Start

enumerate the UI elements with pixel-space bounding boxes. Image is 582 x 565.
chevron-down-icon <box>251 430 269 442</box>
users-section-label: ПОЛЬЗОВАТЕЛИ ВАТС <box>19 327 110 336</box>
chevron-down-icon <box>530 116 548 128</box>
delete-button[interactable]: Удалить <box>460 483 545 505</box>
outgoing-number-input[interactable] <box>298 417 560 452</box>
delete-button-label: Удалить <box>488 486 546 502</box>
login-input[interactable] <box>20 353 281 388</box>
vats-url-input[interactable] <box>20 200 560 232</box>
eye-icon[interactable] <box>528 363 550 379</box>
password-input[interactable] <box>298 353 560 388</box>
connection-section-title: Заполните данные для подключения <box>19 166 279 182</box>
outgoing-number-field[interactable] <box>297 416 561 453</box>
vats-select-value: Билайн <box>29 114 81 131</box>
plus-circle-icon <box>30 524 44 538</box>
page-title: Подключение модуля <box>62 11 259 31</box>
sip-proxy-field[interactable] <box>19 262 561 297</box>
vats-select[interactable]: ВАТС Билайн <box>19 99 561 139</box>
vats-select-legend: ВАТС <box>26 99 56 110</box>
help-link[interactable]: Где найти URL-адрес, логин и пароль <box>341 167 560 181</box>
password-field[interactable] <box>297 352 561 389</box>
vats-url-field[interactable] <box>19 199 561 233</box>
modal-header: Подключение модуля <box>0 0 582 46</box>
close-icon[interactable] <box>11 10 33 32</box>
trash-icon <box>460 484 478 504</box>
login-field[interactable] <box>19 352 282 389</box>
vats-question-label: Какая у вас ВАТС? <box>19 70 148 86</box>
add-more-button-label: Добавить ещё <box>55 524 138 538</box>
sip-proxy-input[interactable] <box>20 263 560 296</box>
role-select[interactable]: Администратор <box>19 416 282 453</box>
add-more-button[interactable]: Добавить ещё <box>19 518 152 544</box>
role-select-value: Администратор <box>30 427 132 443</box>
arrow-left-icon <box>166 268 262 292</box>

End

Stated task –
Please copy every row above line for line, with no changes.

Output below –
enumerate the UI elements with pixel-space bounding boxes. Image is 582 x 565.
chevron-down-icon <box>251 430 269 442</box>
users-section-label: ПОЛЬЗОВАТЕЛИ ВАТС <box>19 327 110 336</box>
chevron-down-icon <box>530 116 548 128</box>
delete-button[interactable]: Удалить <box>460 483 545 505</box>
outgoing-number-input[interactable] <box>298 417 560 452</box>
delete-button-label: Удалить <box>488 486 546 502</box>
login-input[interactable] <box>20 353 281 388</box>
vats-url-input[interactable] <box>20 200 560 232</box>
eye-icon[interactable] <box>528 363 550 379</box>
password-input[interactable] <box>298 353 560 388</box>
connection-section-title: Заполните данные для подключения <box>19 166 279 182</box>
outgoing-number-field[interactable] <box>297 416 561 453</box>
vats-select-value: Билайн <box>29 114 81 131</box>
plus-circle-icon <box>30 524 44 538</box>
page-title: Подключение модуля <box>62 11 259 31</box>
sip-proxy-field[interactable] <box>19 262 561 297</box>
vats-select[interactable]: ВАТС Билайн <box>19 99 561 139</box>
vats-select-legend: ВАТС <box>26 99 56 110</box>
help-link[interactable]: Где найти URL-адрес, логин и пароль <box>341 167 560 181</box>
password-field[interactable] <box>297 352 561 389</box>
vats-url-field[interactable] <box>19 199 561 233</box>
modal-header: Подключение модуля <box>0 0 582 46</box>
close-icon[interactable] <box>11 10 33 32</box>
trash-icon <box>460 484 478 504</box>
login-field[interactable] <box>19 352 282 389</box>
vats-question-label: Какая у вас ВАТС? <box>19 70 148 86</box>
add-more-button-label: Добавить ещё <box>55 524 138 538</box>
sip-proxy-input[interactable] <box>20 263 560 296</box>
role-select[interactable]: Администратор <box>19 416 282 453</box>
add-more-button[interactable]: Добавить ещё <box>19 518 152 544</box>
role-select-value: Администратор <box>30 427 132 443</box>
arrow-left-icon <box>166 268 262 292</box>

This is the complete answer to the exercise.